> **Instructions for the task**:
Print the data lines from the start of the data up to and including the line containing "titlebar: 3: Detector", reproducing each one unchanged.

Element and region listings:

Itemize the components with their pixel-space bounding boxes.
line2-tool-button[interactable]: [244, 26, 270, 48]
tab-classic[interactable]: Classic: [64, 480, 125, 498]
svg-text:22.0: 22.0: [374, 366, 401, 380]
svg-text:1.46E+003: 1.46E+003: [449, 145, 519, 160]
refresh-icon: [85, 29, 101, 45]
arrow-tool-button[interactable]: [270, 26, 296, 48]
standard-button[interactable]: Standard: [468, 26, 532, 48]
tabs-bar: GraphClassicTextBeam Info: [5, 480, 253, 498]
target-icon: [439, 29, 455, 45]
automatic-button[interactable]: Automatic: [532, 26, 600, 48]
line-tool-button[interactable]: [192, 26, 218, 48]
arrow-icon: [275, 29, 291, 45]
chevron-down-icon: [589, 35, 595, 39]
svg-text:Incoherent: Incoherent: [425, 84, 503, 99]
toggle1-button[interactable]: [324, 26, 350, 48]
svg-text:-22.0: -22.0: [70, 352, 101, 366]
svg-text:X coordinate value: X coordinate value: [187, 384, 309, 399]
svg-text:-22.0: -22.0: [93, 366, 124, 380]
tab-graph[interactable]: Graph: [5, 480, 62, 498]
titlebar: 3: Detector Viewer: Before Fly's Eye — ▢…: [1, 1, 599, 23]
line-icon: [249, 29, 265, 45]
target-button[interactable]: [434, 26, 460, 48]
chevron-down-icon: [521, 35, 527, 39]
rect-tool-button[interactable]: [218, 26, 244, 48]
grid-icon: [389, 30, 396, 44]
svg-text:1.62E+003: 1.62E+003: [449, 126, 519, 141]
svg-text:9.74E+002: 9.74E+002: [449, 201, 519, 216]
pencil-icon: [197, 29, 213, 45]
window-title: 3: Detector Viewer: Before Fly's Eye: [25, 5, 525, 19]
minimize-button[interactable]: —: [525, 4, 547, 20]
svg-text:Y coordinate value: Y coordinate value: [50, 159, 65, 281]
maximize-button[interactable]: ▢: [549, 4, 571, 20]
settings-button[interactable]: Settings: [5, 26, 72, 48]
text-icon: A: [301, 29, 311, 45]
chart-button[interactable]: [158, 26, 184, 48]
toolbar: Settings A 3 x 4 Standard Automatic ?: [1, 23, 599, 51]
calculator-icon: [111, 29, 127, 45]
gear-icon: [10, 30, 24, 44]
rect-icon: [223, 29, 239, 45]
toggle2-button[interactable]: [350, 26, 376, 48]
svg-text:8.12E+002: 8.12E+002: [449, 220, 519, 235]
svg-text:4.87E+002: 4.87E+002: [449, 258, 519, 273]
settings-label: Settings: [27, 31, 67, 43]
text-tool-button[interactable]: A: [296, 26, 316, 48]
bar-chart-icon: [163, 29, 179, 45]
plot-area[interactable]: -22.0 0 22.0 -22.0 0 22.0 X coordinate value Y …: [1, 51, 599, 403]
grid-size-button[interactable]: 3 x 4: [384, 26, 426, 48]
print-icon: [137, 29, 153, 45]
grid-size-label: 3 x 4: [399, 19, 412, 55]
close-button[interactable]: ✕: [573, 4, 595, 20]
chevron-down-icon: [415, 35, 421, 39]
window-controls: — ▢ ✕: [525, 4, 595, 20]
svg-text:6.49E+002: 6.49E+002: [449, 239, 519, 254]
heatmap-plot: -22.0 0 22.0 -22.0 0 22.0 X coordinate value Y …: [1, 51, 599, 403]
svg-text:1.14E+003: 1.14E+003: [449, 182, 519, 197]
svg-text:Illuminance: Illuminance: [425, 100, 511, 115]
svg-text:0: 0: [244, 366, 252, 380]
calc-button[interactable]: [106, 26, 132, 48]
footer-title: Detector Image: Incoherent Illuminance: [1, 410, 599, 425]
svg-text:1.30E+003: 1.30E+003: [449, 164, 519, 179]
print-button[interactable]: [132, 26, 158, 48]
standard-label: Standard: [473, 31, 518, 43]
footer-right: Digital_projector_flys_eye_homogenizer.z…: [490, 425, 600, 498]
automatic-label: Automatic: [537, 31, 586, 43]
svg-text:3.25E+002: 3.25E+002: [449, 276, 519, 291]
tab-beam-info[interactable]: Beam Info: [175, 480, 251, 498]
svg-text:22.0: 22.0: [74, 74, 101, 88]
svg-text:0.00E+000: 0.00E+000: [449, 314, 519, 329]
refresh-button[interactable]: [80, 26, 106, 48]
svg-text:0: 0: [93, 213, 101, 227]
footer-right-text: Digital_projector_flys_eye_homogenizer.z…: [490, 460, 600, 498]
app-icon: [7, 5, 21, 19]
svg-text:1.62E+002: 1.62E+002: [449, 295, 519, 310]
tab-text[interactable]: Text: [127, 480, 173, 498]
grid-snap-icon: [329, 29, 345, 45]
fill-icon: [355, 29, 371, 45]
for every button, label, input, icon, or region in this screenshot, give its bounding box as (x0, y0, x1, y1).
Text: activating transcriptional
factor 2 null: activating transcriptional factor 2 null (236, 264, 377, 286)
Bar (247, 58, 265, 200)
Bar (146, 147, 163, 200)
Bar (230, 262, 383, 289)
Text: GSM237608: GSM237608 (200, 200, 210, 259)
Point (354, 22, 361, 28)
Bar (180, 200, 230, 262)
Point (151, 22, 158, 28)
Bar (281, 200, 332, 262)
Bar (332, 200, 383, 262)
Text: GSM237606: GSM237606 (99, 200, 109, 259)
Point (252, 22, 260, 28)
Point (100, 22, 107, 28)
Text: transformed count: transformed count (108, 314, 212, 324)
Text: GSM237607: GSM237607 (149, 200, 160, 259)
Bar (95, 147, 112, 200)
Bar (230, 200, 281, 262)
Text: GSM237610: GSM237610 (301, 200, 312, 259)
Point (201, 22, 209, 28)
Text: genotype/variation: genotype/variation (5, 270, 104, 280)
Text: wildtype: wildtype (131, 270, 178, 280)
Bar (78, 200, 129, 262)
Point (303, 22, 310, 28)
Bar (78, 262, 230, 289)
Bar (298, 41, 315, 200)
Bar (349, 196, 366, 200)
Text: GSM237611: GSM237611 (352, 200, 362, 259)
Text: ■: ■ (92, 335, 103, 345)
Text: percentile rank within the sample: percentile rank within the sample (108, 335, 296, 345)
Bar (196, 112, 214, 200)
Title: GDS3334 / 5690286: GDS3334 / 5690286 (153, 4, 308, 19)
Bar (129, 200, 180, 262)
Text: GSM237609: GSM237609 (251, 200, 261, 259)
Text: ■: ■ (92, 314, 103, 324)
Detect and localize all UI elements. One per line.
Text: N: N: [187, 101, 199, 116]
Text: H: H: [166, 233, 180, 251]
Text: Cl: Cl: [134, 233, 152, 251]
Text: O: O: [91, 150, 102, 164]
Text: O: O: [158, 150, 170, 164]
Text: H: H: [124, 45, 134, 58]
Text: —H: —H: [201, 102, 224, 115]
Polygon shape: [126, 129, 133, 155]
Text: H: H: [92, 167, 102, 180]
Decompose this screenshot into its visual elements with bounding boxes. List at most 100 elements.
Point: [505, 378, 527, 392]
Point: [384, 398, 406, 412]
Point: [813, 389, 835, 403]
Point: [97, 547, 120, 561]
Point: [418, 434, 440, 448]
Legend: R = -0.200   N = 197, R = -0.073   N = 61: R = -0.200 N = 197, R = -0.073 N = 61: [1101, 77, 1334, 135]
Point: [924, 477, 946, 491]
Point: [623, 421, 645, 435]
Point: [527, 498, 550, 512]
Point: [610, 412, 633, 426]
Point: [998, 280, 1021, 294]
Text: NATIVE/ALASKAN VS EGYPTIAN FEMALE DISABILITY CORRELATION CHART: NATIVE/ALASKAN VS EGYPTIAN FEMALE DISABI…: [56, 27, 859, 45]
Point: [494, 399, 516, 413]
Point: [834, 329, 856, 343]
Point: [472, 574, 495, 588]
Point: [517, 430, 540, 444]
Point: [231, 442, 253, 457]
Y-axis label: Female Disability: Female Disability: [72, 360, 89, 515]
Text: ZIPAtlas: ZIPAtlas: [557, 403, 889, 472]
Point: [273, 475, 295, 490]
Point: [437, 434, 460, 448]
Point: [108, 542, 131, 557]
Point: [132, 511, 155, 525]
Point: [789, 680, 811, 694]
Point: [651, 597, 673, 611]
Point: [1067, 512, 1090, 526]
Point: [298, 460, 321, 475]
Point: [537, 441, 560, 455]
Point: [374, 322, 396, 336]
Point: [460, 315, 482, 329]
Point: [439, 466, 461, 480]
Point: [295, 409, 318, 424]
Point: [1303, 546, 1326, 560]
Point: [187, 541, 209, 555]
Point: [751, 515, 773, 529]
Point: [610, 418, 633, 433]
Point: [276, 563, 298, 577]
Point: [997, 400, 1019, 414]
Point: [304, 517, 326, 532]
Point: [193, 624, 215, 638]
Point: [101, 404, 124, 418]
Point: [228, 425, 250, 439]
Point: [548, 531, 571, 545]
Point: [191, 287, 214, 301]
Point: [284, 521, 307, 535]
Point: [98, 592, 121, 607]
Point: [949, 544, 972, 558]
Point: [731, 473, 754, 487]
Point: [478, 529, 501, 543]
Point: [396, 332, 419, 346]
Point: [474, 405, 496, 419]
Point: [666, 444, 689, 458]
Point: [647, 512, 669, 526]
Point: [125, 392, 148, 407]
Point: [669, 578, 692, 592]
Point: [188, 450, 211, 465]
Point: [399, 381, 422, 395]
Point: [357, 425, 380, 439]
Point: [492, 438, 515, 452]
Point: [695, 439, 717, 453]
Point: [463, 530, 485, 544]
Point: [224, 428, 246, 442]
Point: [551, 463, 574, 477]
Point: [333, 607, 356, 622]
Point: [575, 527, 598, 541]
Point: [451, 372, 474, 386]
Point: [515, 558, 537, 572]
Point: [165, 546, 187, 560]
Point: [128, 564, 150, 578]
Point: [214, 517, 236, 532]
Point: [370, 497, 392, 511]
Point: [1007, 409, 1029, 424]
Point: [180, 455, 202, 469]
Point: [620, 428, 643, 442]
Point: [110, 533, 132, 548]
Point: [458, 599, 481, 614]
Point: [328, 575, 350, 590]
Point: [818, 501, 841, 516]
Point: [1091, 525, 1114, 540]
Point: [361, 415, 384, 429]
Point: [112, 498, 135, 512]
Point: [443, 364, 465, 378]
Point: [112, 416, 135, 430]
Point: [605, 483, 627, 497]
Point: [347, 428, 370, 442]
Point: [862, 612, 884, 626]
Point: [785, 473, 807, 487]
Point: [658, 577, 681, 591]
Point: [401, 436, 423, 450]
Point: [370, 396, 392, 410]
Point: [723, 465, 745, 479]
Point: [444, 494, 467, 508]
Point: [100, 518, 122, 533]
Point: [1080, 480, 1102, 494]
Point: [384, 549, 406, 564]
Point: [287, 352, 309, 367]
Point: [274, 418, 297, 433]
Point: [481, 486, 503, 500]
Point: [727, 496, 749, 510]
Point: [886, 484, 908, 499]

> **Answer**:
Itemize the components with their pixel-space bounding boxes.
line2-tool-button[interactable]: [244, 26, 270, 48]
tab-classic[interactable]: Classic: [64, 480, 125, 498]
svg-text:22.0: 22.0: [374, 366, 401, 380]
svg-text:1.46E+003: 1.46E+003: [449, 145, 519, 160]
refresh-icon: [85, 29, 101, 45]
arrow-tool-button[interactable]: [270, 26, 296, 48]
standard-button[interactable]: Standard: [468, 26, 532, 48]
tabs-bar: GraphClassicTextBeam Info: [5, 480, 253, 498]
target-icon: [439, 29, 455, 45]
automatic-button[interactable]: Automatic: [532, 26, 600, 48]
line-tool-button[interactable]: [192, 26, 218, 48]
arrow-icon: [275, 29, 291, 45]
chevron-down-icon: [589, 35, 595, 39]
svg-text:Incoherent: Incoherent: [425, 84, 503, 99]
toggle1-button[interactable]: [324, 26, 350, 48]
svg-text:-22.0: -22.0: [70, 352, 101, 366]
svg-text:X coordinate value: X coordinate value: [187, 384, 309, 399]
svg-text:-22.0: -22.0: [93, 366, 124, 380]
tab-graph[interactable]: Graph: [5, 480, 62, 498]
titlebar: 3: Detector Viewer: Before Fly's Eye — ▢…: [1, 1, 599, 23]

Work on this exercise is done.